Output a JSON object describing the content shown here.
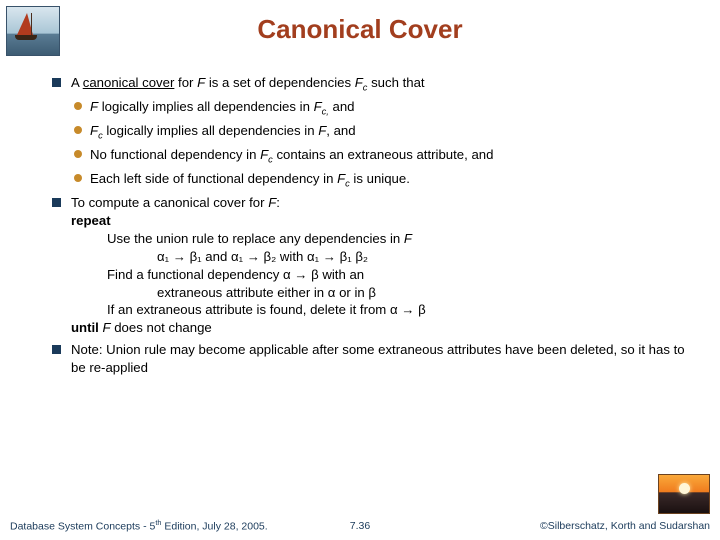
{
  "title": "Canonical Cover",
  "bullets": {
    "b1a_pre": "A ",
    "b1a_under": "canonical cover",
    "b1a_post": " for ",
    "b1a_F": "F",
    "b1a_mid": " is a set of dependencies ",
    "b1a_Fc": "F",
    "b1a_sub": "c",
    "b1a_end": " such that",
    "b2a_F": "F",
    "b2a_text": " logically implies all dependencies in ",
    "b2a_Fc": "F",
    "b2a_sub": "c,",
    "b2a_and": " and",
    "b2b_Fc": "F",
    "b2b_sub": "c",
    "b2b_text": " logically implies all dependencies in ",
    "b2b_F": "F",
    "b2b_end": ", and",
    "b2c_pre": "No functional dependency in ",
    "b2c_Fc": "F",
    "b2c_sub": "c",
    "b2c_end": " contains an extraneous attribute, and",
    "b2d_pre": "Each left side of functional dependency in ",
    "b2d_Fc": "F",
    "b2d_sub": "c",
    "b2d_end": " is unique.",
    "b1b_pre": "To compute a canonical cover for ",
    "b1b_F": "F",
    "b1b_colon": ":",
    "algo_repeat": "repeat",
    "algo_l1": "Use the union rule to replace any dependencies in ",
    "algo_l1_F": "F",
    "algo_l2": "α₁ → β₁ and α₁ → β₂ with α₁ → β₁ β₂",
    "algo_l3": "Find a functional dependency α → β with an",
    "algo_l4": "extraneous attribute either in α or in β",
    "algo_l5": "If an extraneous attribute is found, delete it from α → β",
    "algo_until_pre": "until ",
    "algo_until_F": "F",
    "algo_until_post": " does not change",
    "b1c": "Note: Union rule may become applicable after some extraneous attributes have been deleted, so it has to be re-applied"
  },
  "footer": {
    "left_pre": "Database System Concepts - 5",
    "left_sup": "th",
    "left_post": " Edition, July 28, 2005.",
    "center": "7.36",
    "right": "©Silberschatz, Korth and Sudarshan"
  }
}
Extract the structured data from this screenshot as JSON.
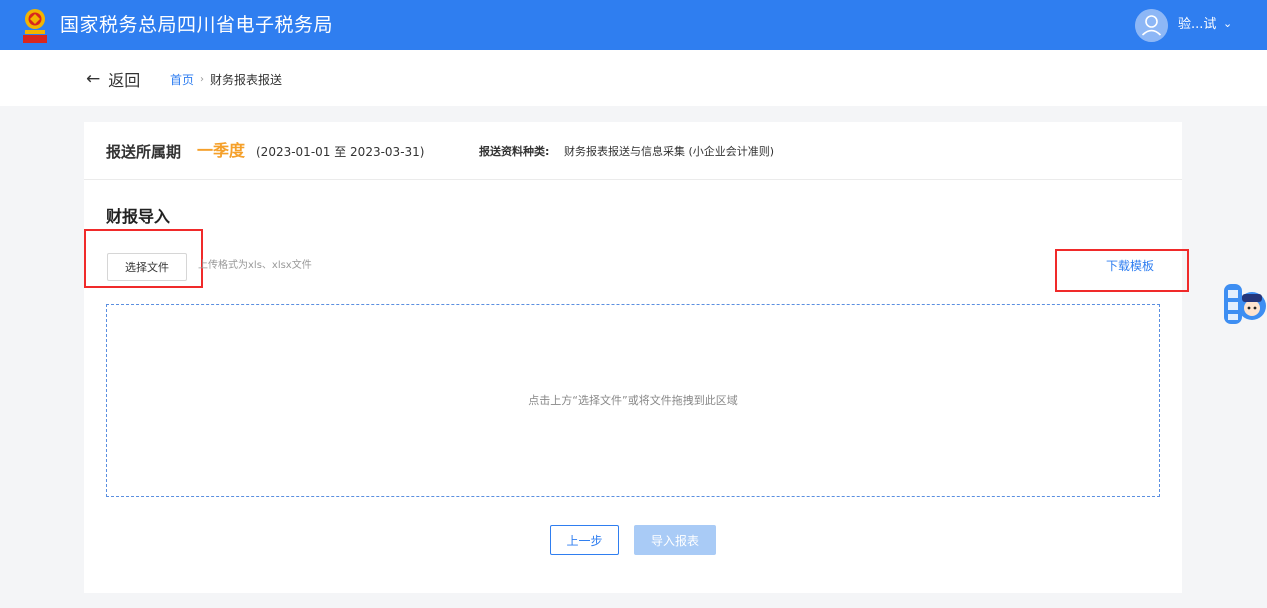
{
  "header": {
    "title": "国家税务总局四川省电子税务局",
    "username": "验...试",
    "caret": "⌄",
    "colors": {
      "bar": "#2f7ef0",
      "accent": "#2f7ef0",
      "period": "#f5a02a",
      "highlight": "#f02a2a"
    }
  },
  "nav": {
    "back_arrow": "←",
    "back_label": "返回",
    "breadcrumb": {
      "home": "首页",
      "separator": "›",
      "current": "财务报表报送"
    }
  },
  "period": {
    "label": "报送所属期",
    "value": "一季度",
    "range": "(2023-01-01 至 2023-03-31)",
    "type_label": "报送资料种类:",
    "type_value": "财务报表报送与信息采集 (小企业会计准则)"
  },
  "import": {
    "title": "财报导入",
    "choose_file": "选择文件",
    "hint": "上传格式为xls、xlsx文件",
    "download_template": "下载模板",
    "dropzone_text": "点击上方“选择文件”或将文件拖拽到此区域"
  },
  "actions": {
    "prev": "上一步",
    "import": "导入报表"
  },
  "icons": {
    "emblem": "tax-emblem-icon",
    "avatar": "user-avatar-icon",
    "assistant": "tax-assistant-icon"
  }
}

┄┄┄┄┄┄

* Stated problem
Within the listing above, copy each line that has the string "title".

* The answer
  "title": "Canonical Cover",
    "title": "国家税务总局四川省电子税务局",
    "title": "财报导入",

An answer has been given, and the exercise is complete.